**WORK INSTRUCTIONS:** Exactly as written, print each record in the listing.
======== SOURCE MATERIAL ========
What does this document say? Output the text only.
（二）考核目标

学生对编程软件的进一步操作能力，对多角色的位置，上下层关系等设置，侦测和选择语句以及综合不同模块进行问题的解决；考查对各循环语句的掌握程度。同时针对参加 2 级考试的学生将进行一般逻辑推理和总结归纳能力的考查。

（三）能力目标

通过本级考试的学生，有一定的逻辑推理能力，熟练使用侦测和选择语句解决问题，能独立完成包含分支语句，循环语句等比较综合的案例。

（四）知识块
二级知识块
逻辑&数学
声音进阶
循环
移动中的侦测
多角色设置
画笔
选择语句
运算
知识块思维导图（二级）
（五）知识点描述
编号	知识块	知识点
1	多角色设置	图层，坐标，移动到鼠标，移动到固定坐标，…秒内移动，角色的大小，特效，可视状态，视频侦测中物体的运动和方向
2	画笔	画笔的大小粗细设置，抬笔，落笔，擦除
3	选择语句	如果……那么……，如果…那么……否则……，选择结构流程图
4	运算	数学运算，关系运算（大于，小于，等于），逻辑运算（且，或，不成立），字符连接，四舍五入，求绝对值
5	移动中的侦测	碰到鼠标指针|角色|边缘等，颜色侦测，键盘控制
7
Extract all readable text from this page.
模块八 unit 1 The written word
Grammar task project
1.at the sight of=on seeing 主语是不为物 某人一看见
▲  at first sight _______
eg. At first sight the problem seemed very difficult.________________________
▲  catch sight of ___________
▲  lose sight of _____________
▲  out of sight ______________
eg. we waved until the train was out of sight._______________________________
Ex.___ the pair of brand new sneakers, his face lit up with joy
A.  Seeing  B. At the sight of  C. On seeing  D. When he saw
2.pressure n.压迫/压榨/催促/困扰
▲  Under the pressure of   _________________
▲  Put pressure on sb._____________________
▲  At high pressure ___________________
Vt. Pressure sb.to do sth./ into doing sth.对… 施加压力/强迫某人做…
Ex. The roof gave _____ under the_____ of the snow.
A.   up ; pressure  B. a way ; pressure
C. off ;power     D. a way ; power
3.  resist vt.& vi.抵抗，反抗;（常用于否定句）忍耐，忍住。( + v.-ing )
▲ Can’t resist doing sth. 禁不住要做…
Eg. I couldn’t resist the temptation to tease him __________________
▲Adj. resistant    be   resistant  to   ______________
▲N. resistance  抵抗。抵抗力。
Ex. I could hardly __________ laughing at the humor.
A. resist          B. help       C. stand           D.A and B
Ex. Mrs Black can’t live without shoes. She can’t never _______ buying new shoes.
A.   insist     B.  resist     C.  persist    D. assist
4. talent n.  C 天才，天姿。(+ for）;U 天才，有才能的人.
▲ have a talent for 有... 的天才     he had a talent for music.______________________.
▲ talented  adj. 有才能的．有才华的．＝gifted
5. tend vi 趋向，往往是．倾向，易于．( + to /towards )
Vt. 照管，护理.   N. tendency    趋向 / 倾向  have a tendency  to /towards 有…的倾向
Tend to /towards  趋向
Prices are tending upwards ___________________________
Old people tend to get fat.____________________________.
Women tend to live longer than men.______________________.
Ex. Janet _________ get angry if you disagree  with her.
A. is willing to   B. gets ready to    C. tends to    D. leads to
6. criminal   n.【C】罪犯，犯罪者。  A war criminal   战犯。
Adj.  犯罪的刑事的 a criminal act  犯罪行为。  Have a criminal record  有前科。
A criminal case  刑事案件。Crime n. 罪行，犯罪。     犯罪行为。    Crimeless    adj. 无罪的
========
**SOLUTION TO THIS TASK:**
What does this document say? Output the text only.
（二）考核目标

学生对编程软件的进一步操作能力，对多角色的位置，上下层关系等设置，侦测和选择语句以及综合不同模块进行问题的解决；考查对各循环语句的掌握程度。同时针对参加 2 级考试的学生将进行一般逻辑推理和总结归纳能力的考查。

（三）能力目标

通过本级考试的学生，有一定的逻辑推理能力，熟练使用侦测和选择语句解决问题，能独立完成包含分支语句，循环语句等比较综合的案例。

（四）知识块
二级知识块
逻辑&数学
声音进阶
循环
移动中的侦测
多角色设置
画笔
选择语句
运算
知识块思维导图（二级）
（五）知识点描述
编号	知识块	知识点
1	多角色设置	图层，坐标，移动到鼠标，移动到固定坐标，…秒内移动，角色的大小，特效，可视状态，视频侦测中物体的运动和方向
2	画笔	画笔的大小粗细设置，抬笔，落笔，擦除
3	选择语句	如果……那么……，如果…那么……否则……，选择结构流程图
4	运算	数学运算，关系运算（大于，小于，等于），逻辑运算（且，或，不成立），字符连接，四舍五入，求绝对值
5	移动中的侦测	碰到鼠标指针|角色|边缘等，颜色侦测，键盘控制
7
Extract all readable text from this page.
模块八 unit 1 The written word
Grammar task project
1.at the sight of=on seeing 主语是不为物 某人一看见
▲  at first sight _______
eg. At first sight the problem seemed very difficult.________________________
▲  catch sight of ___________
▲  lose sight of _____________
▲  out of sight ______________
eg. we waved until the train was out of sight._______________________________
Ex.___ the pair of brand new sneakers, his face lit up with joy
A.  Seeing  B. At the sight of  C. On seeing  D. When he saw
2.pressure n.压迫/压榨/催促/困扰
▲  Under the pressure of   _________________
▲  Put pressure on sb._____________________
▲  At high pressure ___________________
Vt. Pressure sb.to do sth./ into doing sth.对… 施加压力/强迫某人做…
Ex. The roof gave _____ under the_____ of the snow.
A.   up ; pressure  B. a way ; pressure
C. off ;power     D. a way ; power
3.  resist vt.& vi.抵抗，反抗;（常用于否定句）忍耐，忍住。( + v.-ing )
▲ Can’t resist doing sth. 禁不住要做…
Eg. I couldn’t resist the temptation to tease him __________________
▲Adj. resistant    be   resistant  to   ______________
▲N. resistance  抵抗。抵抗力。
Ex. I could hardly __________ laughing at the humor.
A. resist          B. help       C. stand           D.A and B
Ex. Mrs Black can’t live without shoes. She can’t never _______ buying new shoes.
A.   insist     B.  resist     C.  persist    D. assist
4. talent n.  C 天才，天姿。(+ for）;U 天才，有才能的人.
▲ have a talent for 有... 的天才     he had a talent for music.______________________.
▲ talented  adj. 有才能的．有才华的．＝gifted
5. tend vi 趋向，往往是．倾向，易于．( + to /towards )
Vt. 照管，护理.   N. tendency    趋向 / 倾向  have a tendency  to /towards 有…的倾向
Tend to /towards  趋向
Prices are tending upwards ___________________________
Old people tend to get fat.____________________________.
Women tend to live longer than men.______________________.
Ex. Janet _________ get angry if you disagree  with her.
A. is willing to   B. gets ready to    C. tends to    D. leads to
6. criminal   n.【C】罪犯，犯罪者。  A war criminal   战犯。
Adj.  犯罪的刑事的 a criminal act  犯罪行为。  Have a criminal record  有前科。
A criminal case  刑事案件。Crime n. 罪行，犯罪。     犯罪行为。    Crimeless    adj. 无罪的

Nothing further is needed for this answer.